Problem requirements >> Go through the data and copy every line exactly, but not the images.

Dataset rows

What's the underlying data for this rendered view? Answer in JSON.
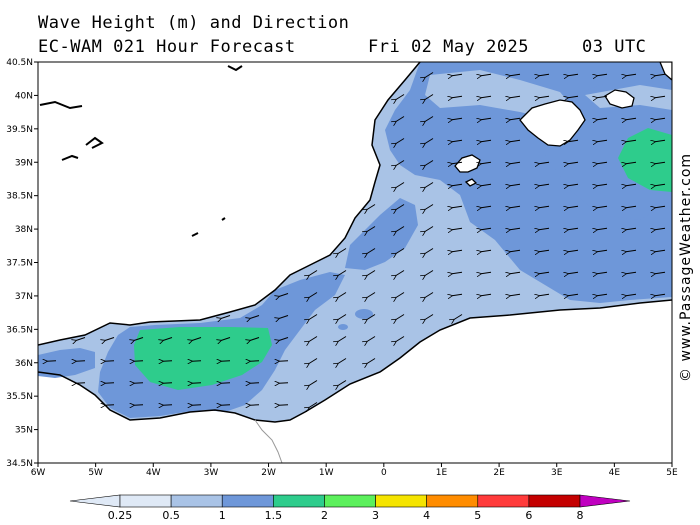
{
  "header": {
    "line1": "Wave Height (m) and Direction",
    "line2": "EC-WAM 021 Hour Forecast",
    "date": "Fri 02 May 2025",
    "time": "03 UTC"
  },
  "map": {
    "lat_labels": [
      "40.5N",
      "40N",
      "39.5N",
      "39N",
      "38.5N",
      "38N",
      "37.5N",
      "37N",
      "36.5N",
      "36N",
      "35.5N",
      "35N",
      "34.5N"
    ],
    "lon_labels": [
      "6W",
      "5W",
      "4W",
      "3W",
      "2W",
      "1W",
      "0",
      "1E",
      "2E",
      "3E",
      "4E",
      "5E"
    ],
    "wave_direction": "arrows pointing toward south-west",
    "colors": {
      "land": "#ffffff",
      "sea_0_5_1": "#a9c3e6",
      "sea_1_1_5": "#6e97d9",
      "sea_1_5_2": "#2ecc8c",
      "coast": "#000000"
    }
  },
  "legend": {
    "ticks": [
      "0.25",
      "0.5",
      "1",
      "1.5",
      "2",
      "3",
      "4",
      "5",
      "6",
      "8"
    ],
    "colors": [
      "#dfe9f6",
      "#a9c3e6",
      "#6e97d9",
      "#2ecc8c",
      "#5cf05c",
      "#f5e400",
      "#ff8c00",
      "#ff3b3b",
      "#c40000",
      "#c000c0"
    ]
  },
  "credit": "© www.PassageWeather.com"
}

Result for this exercise >>
What's the underlying data for this rendered view? Answer in JSON.
{
  "header": {
    "line1": "Wave Height (m) and Direction",
    "line2": "EC-WAM 021 Hour Forecast",
    "date": "Fri 02 May 2025",
    "time": "03 UTC"
  },
  "map": {
    "lat_labels": [
      "40.5N",
      "40N",
      "39.5N",
      "39N",
      "38.5N",
      "38N",
      "37.5N",
      "37N",
      "36.5N",
      "36N",
      "35.5N",
      "35N",
      "34.5N"
    ],
    "lon_labels": [
      "6W",
      "5W",
      "4W",
      "3W",
      "2W",
      "1W",
      "0",
      "1E",
      "2E",
      "3E",
      "4E",
      "5E"
    ],
    "wave_direction": "arrows pointing toward south-west",
    "colors": {
      "land": "#ffffff",
      "sea_0_5_1": "#a9c3e6",
      "sea_1_1_5": "#6e97d9",
      "sea_1_5_2": "#2ecc8c",
      "coast": "#000000"
    }
  },
  "legend": {
    "ticks": [
      "0.25",
      "0.5",
      "1",
      "1.5",
      "2",
      "3",
      "4",
      "5",
      "6",
      "8"
    ],
    "colors": [
      "#dfe9f6",
      "#a9c3e6",
      "#6e97d9",
      "#2ecc8c",
      "#5cf05c",
      "#f5e400",
      "#ff8c00",
      "#ff3b3b",
      "#c40000",
      "#c000c0"
    ]
  },
  "credit": "© www.PassageWeather.com"
}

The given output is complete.